INSTRUCTIONS TO FOLLOW:
Each line below should be retyped exactly, with no pictures.

MATERIAL:
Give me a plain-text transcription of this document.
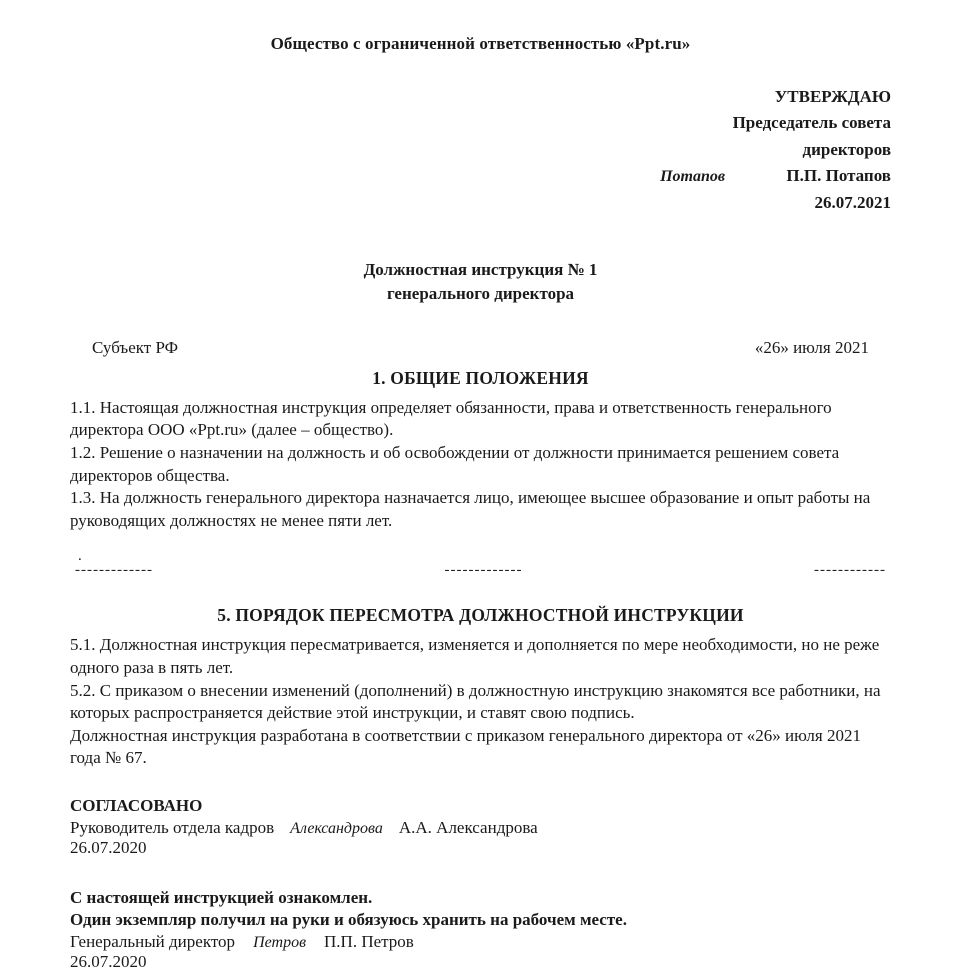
Общество с ограниченной ответственностью «Ppt.ru»
УТВЕРЖДАЮ
Председатель совета
директоров
Потапов	П.П. Потапов
26.07.2021
Должностная инструкция № 1
генерального директора
Субъект РФ	«26» июля 2021
1. ОБЩИЕ ПОЛОЖЕНИЯ

1.1. Настоящая должностная инструкция определяет обязанности, права и ответственность генерального директора ООО «Ppt.ru» (далее – общество).

1.2. Решение о назначении на должность и об освобождении от должности принимается решением совета директоров общества.

1.3. На должность генерального директора назначается лицо, имеющее высшее образование и опыт работы на руководящих должностях не менее пяти лет.

-------------	-------------	------------
.
5. ПОРЯДОК ПЕРЕСМОТРА ДОЛЖНОСТНОЙ ИНСТРУКЦИИ

5.1. Должностная инструкция пересматривается, изменяется и дополняется по мере необходимости, но не реже одного раза в пять лет.

5.2. С приказом о внесении изменений (дополнений) в должностную инструкцию знакомятся все работники, на которых распространяется действие этой инструкции, и ставят свою подпись.

Должностная инструкция разработана в соответствии с приказом генерального директора от «26» июля 2021 года № 67.

СОГЛАСОВАНО

Руководитель отдела кадров Александрова А.А. Александрова

26.07.2020

С настоящей инструкцией ознакомлен.

Один экземпляр получил на руки и обязуюсь хранить на рабочем месте.

Генеральный директор Петров П.П. Петров

26.07.2020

SOLUTION:
Give me a plain-text transcription of this document.
Общество с ограниченной ответственностью «Ppt.ru»
УТВЕРЖДАЮ
Председатель совета
директоров
Потапов	П.П. Потапов
26.07.2021
Должностная инструкция № 1
генерального директора
Субъект РФ	«26» июля 2021
1. ОБЩИЕ ПОЛОЖЕНИЯ

1.1. Настоящая должностная инструкция определяет обязанности, права и ответственность генерального директора ООО «Ppt.ru» (далее – общество).

1.2. Решение о назначении на должность и об освобождении от должности принимается решением совета директоров общества.

1.3. На должность генерального директора назначается лицо, имеющее высшее образование и опыт работы на руководящих должностях не менее пяти лет.

-------------	-------------	------------
.
5. ПОРЯДОК ПЕРЕСМОТРА ДОЛЖНОСТНОЙ ИНСТРУКЦИИ

5.1. Должностная инструкция пересматривается, изменяется и дополняется по мере необходимости, но не реже одного раза в пять лет.

5.2. С приказом о внесении изменений (дополнений) в должностную инструкцию знакомятся все работники, на которых распространяется действие этой инструкции, и ставят свою подпись.

Должностная инструкция разработана в соответствии с приказом генерального директора от «26» июля 2021 года № 67.

СОГЛАСОВАНО

Руководитель отдела кадров Александрова А.А. Александрова

26.07.2020

С настоящей инструкцией ознакомлен.

Один экземпляр получил на руки и обязуюсь хранить на рабочем месте.

Генеральный директор Петров П.П. Петров

26.07.2020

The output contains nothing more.